INPUT ROWS>
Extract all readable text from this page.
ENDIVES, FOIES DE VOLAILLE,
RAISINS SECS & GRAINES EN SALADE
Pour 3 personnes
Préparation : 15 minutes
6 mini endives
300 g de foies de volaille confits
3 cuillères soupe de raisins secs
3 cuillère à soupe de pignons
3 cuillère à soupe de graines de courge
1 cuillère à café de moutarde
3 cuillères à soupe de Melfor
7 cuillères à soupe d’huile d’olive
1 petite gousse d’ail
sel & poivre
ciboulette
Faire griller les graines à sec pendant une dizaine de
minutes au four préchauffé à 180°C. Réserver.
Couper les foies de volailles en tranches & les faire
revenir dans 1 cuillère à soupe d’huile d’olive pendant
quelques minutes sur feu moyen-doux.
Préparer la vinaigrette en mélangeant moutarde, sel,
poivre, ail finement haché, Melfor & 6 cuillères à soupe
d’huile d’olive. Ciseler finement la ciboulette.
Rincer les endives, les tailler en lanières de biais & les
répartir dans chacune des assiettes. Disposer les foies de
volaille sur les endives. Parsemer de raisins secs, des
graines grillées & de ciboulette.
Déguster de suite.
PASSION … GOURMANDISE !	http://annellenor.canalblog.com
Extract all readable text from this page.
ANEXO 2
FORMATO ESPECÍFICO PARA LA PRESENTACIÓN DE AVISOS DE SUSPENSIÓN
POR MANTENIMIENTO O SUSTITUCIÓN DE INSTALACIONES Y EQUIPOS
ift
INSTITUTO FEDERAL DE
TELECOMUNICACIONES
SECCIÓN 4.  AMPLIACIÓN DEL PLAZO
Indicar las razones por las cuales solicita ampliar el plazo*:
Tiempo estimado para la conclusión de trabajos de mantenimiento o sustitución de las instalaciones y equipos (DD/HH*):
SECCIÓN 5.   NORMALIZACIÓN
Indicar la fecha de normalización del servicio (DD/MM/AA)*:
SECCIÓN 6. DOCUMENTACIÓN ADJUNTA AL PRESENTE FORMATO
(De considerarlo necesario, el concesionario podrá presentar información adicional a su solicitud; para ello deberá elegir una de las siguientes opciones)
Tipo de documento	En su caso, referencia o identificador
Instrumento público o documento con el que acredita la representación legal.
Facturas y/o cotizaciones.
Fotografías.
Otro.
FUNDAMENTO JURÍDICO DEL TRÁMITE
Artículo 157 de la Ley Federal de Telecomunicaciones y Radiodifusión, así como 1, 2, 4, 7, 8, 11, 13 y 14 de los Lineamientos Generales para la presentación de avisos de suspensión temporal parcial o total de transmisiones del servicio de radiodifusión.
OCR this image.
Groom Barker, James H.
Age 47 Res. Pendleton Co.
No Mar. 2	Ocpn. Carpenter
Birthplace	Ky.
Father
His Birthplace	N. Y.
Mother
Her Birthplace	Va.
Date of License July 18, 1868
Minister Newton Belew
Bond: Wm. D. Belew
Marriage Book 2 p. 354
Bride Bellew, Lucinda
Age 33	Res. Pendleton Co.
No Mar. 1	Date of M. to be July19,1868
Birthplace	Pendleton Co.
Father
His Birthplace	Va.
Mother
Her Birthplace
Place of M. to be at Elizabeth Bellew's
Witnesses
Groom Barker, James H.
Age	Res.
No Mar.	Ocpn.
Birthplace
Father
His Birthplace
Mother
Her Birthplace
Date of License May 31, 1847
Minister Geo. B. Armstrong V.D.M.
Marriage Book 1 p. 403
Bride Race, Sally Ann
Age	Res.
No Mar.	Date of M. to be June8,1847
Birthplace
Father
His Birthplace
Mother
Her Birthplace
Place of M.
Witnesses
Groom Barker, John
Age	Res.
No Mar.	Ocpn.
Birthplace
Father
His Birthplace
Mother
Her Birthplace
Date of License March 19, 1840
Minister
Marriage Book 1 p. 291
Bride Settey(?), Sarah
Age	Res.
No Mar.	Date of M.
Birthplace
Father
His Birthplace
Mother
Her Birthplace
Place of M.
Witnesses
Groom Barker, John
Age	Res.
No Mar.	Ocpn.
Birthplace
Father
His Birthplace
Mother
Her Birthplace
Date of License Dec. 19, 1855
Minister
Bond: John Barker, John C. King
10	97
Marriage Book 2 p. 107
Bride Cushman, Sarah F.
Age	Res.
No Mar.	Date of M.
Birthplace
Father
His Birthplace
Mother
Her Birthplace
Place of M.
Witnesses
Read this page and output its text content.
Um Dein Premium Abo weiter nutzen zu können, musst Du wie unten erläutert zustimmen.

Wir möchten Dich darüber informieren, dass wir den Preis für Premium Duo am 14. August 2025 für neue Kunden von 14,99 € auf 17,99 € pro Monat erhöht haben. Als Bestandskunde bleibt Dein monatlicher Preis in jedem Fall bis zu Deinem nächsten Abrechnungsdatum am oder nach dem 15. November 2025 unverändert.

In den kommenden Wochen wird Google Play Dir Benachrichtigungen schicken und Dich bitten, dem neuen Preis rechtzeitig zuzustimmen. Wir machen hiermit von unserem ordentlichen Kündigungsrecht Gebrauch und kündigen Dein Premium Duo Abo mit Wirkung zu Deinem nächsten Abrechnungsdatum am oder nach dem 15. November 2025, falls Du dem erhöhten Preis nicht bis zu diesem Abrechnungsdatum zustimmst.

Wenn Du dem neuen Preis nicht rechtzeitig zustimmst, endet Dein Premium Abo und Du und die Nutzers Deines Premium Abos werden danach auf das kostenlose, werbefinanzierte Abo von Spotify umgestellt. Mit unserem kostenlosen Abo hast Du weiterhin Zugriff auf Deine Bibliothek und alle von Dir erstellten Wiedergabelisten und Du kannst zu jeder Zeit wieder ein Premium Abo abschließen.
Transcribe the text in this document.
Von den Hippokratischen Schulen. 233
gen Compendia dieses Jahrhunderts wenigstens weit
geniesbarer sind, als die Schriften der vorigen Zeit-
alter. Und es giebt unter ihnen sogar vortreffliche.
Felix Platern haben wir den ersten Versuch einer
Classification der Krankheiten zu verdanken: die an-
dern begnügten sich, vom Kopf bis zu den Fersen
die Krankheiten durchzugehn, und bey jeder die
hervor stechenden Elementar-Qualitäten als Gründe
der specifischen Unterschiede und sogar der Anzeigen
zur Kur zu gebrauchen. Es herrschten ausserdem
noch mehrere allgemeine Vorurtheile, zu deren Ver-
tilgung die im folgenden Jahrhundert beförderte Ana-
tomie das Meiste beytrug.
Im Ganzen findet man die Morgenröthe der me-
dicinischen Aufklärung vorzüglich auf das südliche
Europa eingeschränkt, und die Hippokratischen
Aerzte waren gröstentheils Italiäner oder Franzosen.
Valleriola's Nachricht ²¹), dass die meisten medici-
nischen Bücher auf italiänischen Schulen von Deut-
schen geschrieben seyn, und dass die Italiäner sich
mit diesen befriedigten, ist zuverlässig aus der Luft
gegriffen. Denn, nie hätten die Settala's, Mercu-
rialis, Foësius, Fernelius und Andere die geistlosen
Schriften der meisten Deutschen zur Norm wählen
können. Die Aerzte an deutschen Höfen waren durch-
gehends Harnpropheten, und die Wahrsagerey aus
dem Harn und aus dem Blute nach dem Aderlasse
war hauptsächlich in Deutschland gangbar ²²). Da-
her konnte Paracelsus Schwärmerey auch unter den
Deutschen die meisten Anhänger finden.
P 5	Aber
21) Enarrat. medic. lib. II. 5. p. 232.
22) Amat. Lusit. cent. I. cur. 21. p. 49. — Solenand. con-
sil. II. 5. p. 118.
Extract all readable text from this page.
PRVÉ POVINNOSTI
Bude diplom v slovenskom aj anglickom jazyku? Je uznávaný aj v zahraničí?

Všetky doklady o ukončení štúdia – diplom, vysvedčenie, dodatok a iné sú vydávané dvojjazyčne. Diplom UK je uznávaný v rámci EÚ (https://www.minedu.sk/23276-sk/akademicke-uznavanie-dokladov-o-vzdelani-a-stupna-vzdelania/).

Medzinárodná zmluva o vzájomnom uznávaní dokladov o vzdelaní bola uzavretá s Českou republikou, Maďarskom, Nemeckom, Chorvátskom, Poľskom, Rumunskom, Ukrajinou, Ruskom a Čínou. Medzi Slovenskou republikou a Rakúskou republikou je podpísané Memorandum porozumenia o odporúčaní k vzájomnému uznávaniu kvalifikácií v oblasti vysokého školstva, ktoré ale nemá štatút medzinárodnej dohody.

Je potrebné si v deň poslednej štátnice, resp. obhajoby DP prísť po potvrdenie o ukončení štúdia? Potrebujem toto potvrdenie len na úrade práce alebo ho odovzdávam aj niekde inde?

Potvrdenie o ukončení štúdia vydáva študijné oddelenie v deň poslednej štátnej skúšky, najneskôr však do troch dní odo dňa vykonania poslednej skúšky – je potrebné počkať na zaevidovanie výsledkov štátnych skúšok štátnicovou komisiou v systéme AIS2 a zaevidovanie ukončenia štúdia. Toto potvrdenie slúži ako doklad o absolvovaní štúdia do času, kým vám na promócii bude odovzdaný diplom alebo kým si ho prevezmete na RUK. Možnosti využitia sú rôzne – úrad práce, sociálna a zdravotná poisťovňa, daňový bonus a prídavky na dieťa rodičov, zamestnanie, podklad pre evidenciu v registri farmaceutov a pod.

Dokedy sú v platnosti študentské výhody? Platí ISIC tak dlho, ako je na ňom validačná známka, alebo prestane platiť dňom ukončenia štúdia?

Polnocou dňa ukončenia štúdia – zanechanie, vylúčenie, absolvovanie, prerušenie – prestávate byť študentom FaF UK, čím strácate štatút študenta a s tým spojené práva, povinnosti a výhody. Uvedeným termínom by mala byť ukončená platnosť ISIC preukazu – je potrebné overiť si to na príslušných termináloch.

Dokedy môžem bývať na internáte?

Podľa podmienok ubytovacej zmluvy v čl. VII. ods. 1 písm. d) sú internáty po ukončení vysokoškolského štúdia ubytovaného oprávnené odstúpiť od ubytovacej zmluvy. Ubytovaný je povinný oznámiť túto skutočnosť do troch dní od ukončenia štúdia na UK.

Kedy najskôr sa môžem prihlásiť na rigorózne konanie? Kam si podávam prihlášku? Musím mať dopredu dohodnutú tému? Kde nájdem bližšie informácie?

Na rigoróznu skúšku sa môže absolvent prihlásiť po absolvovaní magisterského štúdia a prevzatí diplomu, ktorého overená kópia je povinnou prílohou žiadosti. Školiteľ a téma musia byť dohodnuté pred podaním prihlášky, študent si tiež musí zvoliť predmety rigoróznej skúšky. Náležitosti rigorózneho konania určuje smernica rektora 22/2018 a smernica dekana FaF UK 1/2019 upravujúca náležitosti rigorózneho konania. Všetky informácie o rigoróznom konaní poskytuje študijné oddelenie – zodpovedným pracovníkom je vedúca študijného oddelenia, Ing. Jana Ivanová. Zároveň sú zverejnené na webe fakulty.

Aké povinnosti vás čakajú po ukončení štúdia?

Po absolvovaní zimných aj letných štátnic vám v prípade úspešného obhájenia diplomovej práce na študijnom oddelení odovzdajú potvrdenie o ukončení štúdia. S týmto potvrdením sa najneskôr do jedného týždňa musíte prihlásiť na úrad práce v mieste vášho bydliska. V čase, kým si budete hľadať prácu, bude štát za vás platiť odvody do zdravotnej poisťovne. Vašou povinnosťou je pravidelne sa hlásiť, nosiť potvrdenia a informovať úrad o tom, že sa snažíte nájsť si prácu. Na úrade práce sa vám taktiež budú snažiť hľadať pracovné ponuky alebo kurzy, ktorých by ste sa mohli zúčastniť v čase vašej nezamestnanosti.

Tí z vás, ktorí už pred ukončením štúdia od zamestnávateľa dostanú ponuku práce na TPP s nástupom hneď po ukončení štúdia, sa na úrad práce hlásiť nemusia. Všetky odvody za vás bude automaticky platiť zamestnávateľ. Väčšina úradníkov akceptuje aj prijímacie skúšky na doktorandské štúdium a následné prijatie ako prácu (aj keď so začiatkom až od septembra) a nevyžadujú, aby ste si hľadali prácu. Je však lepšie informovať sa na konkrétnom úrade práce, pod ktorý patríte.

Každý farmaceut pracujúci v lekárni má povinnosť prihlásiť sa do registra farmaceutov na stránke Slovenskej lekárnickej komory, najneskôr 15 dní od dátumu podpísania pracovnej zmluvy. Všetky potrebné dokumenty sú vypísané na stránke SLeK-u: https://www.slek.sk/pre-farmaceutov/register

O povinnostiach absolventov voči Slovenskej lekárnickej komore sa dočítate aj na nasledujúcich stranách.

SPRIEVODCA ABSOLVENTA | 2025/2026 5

TASK> Determine how many lines of the material include the string "haben". Output only that count.

TASK RESULT> 2